- _TASK TO CARRY OUT_
Determine how many lines in the entries below include "используемые". The reply should be that number and nothing else.

- _RAW RECORDS_
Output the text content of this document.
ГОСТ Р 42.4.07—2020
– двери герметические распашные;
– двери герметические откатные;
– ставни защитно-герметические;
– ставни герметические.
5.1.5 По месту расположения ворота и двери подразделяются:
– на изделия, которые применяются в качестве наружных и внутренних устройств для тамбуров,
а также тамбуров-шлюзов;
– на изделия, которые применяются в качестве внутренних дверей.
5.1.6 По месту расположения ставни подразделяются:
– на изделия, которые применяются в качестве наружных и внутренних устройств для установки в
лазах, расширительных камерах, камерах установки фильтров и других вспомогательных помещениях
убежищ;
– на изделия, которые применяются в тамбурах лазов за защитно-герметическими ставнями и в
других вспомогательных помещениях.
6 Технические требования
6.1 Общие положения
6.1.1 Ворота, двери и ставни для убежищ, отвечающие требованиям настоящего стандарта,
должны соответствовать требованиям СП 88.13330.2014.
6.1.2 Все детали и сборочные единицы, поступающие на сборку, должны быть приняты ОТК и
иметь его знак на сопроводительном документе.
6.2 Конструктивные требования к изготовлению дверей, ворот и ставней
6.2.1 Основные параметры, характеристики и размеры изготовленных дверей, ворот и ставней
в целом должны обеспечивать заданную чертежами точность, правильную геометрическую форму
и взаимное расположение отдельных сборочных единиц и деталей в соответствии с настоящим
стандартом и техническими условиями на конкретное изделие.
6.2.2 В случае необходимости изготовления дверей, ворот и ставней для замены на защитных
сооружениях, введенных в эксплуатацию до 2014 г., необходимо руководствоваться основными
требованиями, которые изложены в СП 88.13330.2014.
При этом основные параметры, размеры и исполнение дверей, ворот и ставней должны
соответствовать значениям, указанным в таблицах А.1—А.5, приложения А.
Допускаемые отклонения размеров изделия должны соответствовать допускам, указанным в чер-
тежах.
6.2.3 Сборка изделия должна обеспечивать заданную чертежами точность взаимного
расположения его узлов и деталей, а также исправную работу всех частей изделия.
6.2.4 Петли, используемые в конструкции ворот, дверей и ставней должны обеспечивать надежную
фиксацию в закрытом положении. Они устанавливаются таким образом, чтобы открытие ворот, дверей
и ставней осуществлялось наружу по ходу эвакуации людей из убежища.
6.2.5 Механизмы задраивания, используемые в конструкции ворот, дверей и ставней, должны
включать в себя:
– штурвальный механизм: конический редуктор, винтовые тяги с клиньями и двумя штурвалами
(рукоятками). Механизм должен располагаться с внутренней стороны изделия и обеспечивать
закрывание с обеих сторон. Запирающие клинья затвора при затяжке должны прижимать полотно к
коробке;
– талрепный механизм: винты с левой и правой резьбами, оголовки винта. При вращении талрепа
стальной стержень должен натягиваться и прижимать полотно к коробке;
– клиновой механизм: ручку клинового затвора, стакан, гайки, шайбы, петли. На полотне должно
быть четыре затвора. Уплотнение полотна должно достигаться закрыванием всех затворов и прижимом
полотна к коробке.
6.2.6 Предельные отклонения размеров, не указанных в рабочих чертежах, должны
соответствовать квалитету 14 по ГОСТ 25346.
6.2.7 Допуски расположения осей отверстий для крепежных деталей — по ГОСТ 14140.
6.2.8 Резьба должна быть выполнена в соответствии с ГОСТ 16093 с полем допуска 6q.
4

- _THE RESULT_
2